▶ EXERCISE PROMPT: Say how many lines include the word "this". Reply with nothing but the number.

▶ INPUT:
⁂
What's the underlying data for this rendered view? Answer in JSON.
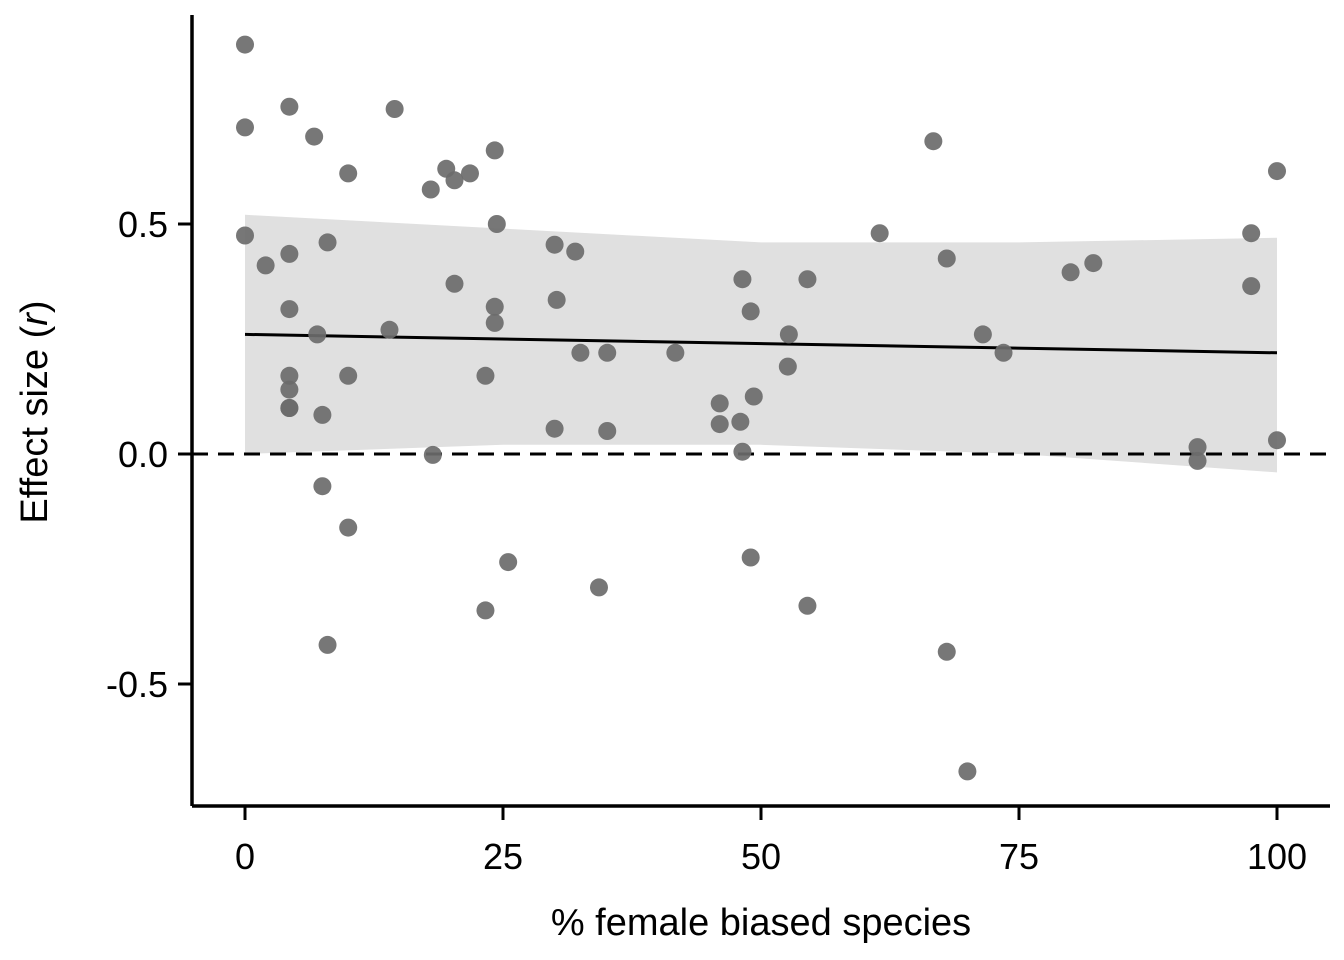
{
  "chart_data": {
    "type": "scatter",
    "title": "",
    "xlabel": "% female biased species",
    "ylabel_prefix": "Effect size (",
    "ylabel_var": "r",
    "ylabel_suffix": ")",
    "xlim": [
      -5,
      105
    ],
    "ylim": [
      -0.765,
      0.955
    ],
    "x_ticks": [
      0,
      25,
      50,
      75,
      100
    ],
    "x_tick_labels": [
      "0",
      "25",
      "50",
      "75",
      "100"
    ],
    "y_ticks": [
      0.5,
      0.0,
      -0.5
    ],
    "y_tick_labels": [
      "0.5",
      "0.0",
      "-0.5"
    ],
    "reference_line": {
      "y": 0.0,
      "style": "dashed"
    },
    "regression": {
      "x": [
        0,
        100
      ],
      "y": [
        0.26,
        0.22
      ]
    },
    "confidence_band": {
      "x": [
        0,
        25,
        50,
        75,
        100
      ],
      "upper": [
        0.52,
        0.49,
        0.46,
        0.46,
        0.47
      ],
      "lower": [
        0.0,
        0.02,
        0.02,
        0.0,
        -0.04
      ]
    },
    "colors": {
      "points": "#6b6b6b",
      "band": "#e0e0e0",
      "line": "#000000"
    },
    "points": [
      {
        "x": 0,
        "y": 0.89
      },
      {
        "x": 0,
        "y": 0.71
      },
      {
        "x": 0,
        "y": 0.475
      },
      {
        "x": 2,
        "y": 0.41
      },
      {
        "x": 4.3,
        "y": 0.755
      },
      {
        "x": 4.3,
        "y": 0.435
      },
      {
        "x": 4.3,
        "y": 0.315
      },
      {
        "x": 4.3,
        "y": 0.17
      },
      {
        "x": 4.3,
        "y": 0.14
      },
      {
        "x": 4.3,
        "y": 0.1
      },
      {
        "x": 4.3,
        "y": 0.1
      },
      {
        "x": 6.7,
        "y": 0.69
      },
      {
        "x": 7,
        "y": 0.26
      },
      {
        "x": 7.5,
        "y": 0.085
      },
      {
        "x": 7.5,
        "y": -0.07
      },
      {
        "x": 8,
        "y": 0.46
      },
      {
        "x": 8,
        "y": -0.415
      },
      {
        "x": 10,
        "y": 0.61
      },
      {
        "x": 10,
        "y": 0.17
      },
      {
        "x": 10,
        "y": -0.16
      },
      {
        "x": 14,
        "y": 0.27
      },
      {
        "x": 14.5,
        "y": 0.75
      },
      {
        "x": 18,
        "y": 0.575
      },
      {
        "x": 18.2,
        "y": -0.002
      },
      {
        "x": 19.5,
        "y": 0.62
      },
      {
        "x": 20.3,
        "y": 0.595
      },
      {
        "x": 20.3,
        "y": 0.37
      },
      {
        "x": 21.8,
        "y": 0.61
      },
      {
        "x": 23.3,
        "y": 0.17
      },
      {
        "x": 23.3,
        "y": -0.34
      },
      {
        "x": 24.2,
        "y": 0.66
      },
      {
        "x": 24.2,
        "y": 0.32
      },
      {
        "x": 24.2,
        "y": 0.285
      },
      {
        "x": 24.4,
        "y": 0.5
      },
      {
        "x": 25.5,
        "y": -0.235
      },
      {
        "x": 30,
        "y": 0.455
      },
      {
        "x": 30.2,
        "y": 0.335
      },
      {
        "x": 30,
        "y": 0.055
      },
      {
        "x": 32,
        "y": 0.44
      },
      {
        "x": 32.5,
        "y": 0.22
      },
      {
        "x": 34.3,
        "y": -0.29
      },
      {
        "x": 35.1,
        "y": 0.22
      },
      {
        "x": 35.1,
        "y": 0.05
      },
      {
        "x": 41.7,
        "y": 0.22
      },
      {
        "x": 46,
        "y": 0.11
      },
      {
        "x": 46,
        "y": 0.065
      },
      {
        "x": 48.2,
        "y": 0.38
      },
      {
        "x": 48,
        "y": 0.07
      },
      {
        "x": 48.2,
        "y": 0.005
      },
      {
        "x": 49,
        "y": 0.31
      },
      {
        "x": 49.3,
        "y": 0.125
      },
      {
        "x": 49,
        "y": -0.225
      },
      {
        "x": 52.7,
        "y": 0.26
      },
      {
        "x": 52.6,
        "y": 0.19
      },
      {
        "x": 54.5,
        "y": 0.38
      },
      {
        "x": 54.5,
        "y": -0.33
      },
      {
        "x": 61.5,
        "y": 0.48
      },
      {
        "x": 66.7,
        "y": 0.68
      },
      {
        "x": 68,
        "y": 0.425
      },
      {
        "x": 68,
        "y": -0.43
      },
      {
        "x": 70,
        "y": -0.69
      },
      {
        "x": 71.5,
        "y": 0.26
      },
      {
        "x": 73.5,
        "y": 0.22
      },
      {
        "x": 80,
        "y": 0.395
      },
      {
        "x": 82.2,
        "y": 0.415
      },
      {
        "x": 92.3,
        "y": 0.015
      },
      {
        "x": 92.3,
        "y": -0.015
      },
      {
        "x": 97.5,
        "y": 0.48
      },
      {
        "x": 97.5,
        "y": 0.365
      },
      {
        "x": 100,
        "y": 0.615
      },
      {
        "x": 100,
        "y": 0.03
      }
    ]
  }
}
⁂
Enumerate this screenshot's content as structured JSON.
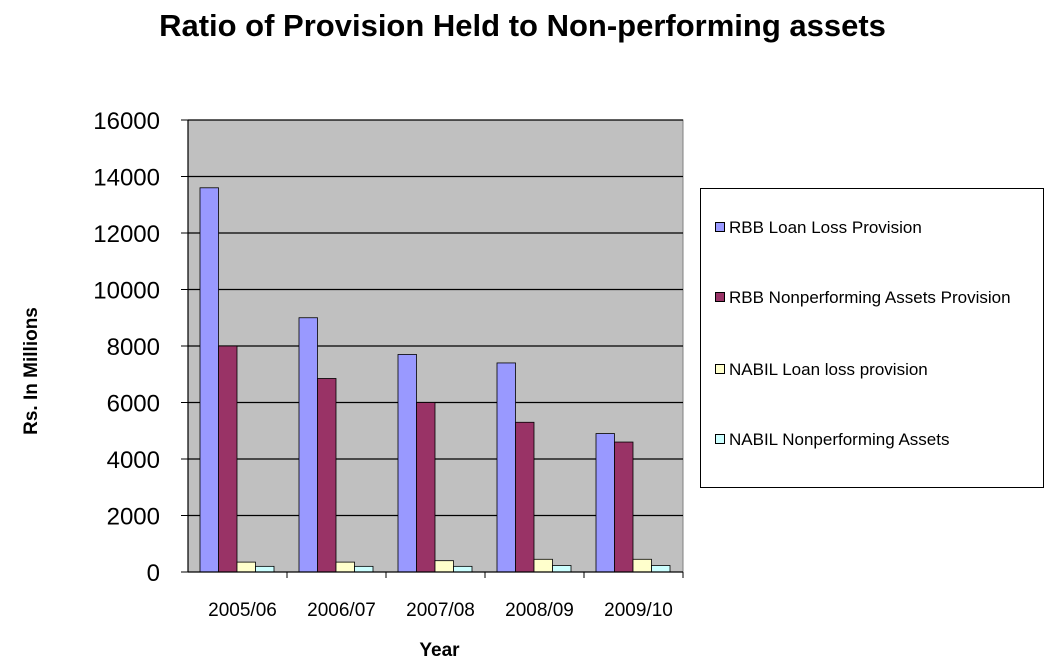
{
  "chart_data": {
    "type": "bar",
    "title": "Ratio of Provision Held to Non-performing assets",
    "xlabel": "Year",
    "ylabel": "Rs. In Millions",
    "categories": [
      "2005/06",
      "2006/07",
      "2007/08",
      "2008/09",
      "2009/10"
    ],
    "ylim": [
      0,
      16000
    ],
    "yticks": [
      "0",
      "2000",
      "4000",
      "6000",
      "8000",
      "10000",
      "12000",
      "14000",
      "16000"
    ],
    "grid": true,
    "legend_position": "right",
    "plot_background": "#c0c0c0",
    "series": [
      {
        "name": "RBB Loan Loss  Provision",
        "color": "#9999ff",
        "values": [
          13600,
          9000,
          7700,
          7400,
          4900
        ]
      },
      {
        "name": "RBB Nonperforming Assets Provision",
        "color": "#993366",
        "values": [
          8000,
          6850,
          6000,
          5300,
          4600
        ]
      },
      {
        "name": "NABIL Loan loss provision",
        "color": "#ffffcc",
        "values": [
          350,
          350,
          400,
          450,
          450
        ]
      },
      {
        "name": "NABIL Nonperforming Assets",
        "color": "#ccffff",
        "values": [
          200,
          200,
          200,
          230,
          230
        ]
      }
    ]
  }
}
⁂
▶ COMPLETED TASK: 2